Start

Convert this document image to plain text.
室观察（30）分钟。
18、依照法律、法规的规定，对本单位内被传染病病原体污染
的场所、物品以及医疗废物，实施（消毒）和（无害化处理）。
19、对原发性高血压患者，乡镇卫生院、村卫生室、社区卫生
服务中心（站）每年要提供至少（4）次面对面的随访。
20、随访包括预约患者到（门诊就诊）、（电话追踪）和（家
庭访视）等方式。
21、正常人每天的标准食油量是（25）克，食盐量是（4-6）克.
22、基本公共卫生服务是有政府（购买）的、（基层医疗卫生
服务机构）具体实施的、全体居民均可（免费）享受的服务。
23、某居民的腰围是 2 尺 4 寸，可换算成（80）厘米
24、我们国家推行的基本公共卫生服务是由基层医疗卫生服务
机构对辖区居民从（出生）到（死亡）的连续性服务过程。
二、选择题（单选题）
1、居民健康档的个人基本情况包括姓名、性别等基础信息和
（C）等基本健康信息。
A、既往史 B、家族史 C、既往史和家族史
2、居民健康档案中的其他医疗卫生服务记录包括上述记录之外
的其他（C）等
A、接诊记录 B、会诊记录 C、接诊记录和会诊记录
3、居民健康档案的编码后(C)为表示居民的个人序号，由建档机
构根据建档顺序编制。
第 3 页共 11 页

End
Start

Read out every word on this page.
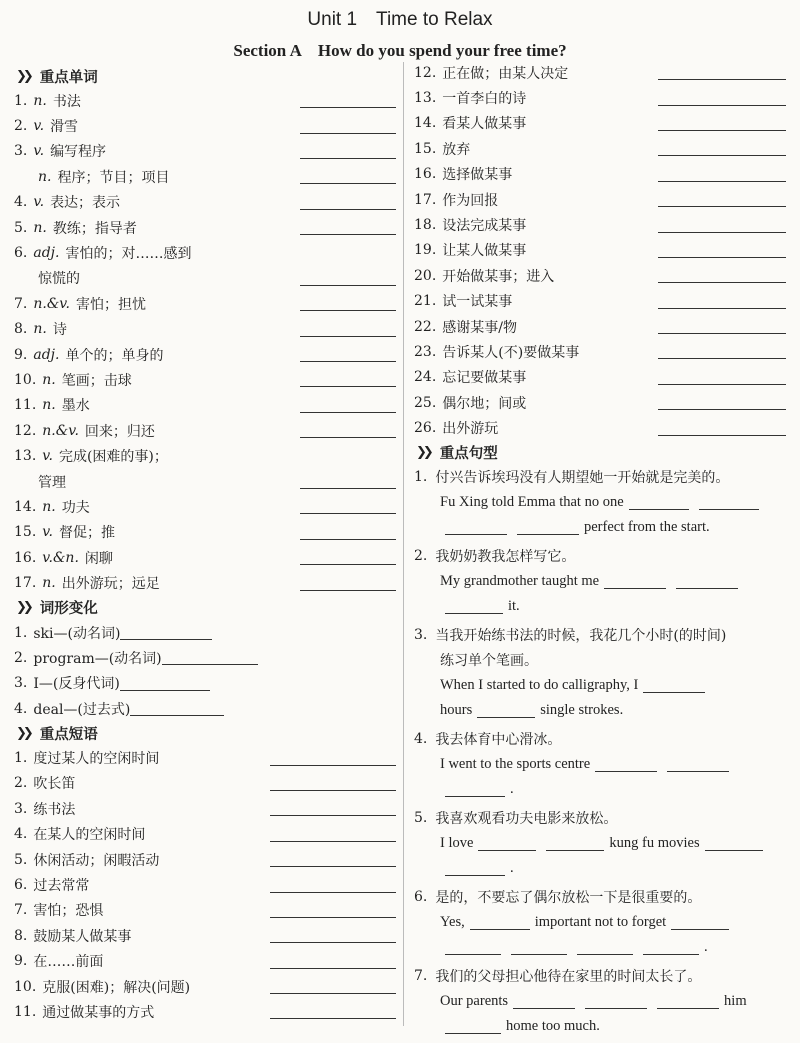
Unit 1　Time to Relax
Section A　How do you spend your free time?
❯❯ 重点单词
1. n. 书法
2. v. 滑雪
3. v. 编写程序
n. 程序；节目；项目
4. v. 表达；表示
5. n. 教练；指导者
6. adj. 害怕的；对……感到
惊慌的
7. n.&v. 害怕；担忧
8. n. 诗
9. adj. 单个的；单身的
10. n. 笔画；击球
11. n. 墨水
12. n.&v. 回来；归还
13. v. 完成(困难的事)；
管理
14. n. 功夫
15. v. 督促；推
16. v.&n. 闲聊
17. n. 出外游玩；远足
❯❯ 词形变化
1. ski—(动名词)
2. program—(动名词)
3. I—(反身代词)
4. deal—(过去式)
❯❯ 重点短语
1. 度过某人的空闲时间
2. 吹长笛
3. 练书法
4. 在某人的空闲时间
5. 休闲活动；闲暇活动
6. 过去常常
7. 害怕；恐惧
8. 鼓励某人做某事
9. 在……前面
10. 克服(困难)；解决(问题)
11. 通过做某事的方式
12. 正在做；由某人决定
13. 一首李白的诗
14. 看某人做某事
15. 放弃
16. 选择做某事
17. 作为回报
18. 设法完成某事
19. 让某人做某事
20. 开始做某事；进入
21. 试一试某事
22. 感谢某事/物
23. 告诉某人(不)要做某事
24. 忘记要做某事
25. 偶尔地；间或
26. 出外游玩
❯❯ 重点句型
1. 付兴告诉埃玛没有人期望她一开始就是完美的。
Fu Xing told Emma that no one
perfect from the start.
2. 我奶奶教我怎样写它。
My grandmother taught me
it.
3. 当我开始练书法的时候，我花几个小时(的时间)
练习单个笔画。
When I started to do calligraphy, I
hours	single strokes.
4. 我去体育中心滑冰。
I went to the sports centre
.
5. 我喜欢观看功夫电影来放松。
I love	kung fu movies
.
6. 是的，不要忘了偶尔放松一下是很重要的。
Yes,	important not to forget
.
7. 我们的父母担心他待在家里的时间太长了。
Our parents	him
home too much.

End
Start

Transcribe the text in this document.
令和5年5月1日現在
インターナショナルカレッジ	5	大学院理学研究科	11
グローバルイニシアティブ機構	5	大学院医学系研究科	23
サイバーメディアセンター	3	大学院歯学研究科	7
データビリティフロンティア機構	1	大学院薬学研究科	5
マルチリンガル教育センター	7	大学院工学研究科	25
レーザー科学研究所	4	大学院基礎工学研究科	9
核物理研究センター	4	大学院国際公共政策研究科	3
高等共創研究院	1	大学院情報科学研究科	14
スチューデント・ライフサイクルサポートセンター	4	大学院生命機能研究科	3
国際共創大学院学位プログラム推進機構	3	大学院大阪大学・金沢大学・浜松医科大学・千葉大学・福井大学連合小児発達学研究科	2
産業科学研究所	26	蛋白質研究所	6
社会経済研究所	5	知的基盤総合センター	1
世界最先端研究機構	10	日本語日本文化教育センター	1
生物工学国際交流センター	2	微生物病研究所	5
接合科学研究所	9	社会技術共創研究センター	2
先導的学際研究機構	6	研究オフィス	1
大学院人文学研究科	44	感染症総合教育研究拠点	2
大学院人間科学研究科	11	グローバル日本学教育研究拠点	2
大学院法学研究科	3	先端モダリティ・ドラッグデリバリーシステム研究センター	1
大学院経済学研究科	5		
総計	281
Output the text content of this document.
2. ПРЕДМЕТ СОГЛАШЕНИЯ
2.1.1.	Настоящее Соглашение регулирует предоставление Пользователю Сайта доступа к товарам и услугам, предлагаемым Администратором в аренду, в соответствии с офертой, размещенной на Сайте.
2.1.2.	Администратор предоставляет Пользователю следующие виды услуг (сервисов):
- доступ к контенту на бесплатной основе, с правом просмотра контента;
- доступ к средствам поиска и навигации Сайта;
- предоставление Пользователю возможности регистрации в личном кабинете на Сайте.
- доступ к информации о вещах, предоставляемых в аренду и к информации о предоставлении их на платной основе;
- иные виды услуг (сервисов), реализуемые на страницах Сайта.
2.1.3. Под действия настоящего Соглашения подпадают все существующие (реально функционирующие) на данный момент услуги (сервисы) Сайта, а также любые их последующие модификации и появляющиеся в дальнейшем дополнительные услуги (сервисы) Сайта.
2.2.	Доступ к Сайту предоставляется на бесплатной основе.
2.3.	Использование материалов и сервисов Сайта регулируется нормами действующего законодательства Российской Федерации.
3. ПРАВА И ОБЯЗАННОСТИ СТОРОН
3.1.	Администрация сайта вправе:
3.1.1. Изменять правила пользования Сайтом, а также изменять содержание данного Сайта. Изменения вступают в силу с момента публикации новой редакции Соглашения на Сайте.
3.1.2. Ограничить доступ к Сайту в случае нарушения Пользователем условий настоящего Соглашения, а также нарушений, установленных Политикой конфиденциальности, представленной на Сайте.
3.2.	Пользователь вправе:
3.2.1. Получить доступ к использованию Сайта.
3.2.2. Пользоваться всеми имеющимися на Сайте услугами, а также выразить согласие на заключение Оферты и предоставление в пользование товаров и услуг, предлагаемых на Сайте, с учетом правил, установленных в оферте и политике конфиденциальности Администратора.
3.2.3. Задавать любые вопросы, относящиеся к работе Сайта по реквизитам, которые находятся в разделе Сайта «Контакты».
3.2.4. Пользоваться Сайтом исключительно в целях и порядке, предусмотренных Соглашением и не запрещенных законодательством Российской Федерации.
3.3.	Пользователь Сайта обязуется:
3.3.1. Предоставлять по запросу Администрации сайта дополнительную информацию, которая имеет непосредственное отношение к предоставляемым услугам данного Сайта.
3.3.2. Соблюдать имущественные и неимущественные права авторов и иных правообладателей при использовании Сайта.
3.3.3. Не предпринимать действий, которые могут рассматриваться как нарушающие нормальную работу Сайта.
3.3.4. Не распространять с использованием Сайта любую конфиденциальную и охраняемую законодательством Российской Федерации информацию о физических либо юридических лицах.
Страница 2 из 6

End

◆ Challenge ◆
Collect each line containing the string "Пользователь".

◆ Output ◆
3.2.	Пользователь вправе:
3.3.	Пользователь Сайта обязуется:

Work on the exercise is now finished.